[Saved data entries]
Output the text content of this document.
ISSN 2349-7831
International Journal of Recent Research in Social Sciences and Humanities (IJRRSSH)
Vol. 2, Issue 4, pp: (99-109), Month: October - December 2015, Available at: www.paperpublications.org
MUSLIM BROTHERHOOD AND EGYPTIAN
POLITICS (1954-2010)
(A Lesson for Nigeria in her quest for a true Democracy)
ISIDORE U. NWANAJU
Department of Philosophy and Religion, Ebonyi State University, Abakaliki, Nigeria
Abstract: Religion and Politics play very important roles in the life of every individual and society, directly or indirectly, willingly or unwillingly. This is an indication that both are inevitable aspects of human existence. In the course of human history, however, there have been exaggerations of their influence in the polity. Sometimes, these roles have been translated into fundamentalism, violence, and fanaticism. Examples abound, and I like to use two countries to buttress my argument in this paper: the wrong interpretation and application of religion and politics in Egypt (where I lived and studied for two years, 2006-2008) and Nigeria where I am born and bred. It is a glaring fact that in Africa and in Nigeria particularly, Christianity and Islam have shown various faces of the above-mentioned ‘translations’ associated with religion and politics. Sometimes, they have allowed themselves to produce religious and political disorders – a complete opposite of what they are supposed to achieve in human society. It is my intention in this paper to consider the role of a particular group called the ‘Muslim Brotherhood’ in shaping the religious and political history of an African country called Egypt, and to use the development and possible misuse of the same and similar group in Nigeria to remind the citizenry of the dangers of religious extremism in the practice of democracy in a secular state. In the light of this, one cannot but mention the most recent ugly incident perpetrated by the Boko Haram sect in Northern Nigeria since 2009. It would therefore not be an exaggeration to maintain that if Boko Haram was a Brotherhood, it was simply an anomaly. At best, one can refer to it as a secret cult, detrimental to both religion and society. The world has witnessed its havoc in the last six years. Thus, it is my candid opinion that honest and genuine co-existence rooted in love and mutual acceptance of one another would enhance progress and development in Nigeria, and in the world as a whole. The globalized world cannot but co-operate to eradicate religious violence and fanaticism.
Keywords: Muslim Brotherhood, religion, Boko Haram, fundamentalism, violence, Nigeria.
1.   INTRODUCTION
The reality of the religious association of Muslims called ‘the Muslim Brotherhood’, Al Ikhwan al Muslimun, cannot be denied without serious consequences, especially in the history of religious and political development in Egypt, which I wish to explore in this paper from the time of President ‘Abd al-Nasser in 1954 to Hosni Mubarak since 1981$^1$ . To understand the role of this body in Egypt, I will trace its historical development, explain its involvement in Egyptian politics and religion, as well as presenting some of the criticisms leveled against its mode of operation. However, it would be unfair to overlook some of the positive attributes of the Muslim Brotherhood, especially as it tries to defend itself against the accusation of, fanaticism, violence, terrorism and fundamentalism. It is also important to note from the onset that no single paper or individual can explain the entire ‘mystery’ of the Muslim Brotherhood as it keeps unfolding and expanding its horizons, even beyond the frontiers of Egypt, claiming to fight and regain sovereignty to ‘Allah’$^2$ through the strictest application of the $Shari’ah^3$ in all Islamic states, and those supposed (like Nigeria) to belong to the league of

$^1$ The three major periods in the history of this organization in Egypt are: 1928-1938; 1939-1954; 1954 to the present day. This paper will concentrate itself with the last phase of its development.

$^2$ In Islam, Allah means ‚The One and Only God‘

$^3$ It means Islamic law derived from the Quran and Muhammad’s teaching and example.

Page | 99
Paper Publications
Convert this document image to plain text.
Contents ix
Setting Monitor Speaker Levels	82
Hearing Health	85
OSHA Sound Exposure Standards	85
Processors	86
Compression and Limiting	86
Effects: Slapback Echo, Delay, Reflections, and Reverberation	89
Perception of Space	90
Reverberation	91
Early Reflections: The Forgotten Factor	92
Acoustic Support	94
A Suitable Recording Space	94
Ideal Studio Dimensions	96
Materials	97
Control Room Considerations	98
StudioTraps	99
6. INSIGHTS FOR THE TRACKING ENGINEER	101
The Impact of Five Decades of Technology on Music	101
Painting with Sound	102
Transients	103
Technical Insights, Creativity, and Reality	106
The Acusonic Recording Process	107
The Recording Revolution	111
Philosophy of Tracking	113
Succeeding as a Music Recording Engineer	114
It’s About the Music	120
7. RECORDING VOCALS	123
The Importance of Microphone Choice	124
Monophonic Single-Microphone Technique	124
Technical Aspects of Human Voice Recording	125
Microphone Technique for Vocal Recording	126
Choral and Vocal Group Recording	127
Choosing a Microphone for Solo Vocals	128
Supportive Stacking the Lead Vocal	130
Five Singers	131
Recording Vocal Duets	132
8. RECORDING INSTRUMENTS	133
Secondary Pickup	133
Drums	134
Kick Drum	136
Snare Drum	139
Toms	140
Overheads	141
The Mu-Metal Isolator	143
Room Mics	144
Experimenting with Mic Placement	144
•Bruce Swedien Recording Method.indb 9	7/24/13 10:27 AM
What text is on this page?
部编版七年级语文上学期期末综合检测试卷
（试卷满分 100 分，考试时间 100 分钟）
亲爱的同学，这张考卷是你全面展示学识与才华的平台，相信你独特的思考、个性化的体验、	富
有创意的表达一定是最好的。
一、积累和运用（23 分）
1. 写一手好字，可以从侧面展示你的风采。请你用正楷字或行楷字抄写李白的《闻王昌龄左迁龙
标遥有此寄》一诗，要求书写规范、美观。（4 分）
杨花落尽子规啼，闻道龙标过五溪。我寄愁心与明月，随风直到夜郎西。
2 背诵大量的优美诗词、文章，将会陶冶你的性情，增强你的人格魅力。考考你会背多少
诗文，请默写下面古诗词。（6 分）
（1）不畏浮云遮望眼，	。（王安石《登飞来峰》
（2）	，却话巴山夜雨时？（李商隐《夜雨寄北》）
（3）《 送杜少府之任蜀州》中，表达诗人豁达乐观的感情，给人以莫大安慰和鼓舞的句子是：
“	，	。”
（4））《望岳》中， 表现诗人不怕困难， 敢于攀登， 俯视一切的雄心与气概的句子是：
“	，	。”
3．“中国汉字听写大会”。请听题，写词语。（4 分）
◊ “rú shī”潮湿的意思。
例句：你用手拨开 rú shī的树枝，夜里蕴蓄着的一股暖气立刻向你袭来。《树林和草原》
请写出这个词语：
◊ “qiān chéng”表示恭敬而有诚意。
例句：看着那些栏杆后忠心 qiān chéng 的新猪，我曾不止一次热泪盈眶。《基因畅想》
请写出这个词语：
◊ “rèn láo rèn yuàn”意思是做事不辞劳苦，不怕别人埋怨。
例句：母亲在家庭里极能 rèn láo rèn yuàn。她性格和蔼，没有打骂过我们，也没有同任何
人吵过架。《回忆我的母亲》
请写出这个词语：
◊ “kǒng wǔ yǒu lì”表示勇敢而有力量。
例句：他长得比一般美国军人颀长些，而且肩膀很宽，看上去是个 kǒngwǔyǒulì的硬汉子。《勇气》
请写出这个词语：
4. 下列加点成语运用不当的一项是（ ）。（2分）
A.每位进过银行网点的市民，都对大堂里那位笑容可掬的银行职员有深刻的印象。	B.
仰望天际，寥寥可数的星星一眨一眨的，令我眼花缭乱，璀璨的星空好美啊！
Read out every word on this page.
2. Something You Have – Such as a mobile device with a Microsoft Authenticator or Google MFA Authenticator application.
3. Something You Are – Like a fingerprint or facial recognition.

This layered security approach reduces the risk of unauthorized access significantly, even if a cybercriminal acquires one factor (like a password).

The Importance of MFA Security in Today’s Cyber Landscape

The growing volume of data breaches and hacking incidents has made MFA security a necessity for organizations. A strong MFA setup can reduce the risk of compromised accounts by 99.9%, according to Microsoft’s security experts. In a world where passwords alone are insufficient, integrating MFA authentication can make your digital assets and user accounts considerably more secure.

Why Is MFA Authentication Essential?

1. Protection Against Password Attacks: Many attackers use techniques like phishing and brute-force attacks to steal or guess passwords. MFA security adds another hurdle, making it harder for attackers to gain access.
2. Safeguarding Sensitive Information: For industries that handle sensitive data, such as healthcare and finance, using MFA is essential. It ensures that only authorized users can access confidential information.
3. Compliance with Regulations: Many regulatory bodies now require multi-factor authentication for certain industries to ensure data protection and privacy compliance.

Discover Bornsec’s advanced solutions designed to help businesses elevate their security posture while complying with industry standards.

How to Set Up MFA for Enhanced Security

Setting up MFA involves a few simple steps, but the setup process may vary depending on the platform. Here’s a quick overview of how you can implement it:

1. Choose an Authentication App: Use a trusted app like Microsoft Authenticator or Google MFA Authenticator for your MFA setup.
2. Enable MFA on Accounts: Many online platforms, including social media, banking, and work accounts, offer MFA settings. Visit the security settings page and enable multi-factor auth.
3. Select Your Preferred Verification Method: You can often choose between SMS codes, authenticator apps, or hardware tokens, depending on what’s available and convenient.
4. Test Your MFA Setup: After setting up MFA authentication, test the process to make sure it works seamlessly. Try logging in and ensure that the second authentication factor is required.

▸ **What you should do**
Report only a number: how many lines in the material above contain the string "Room".

▸ **Task result**
2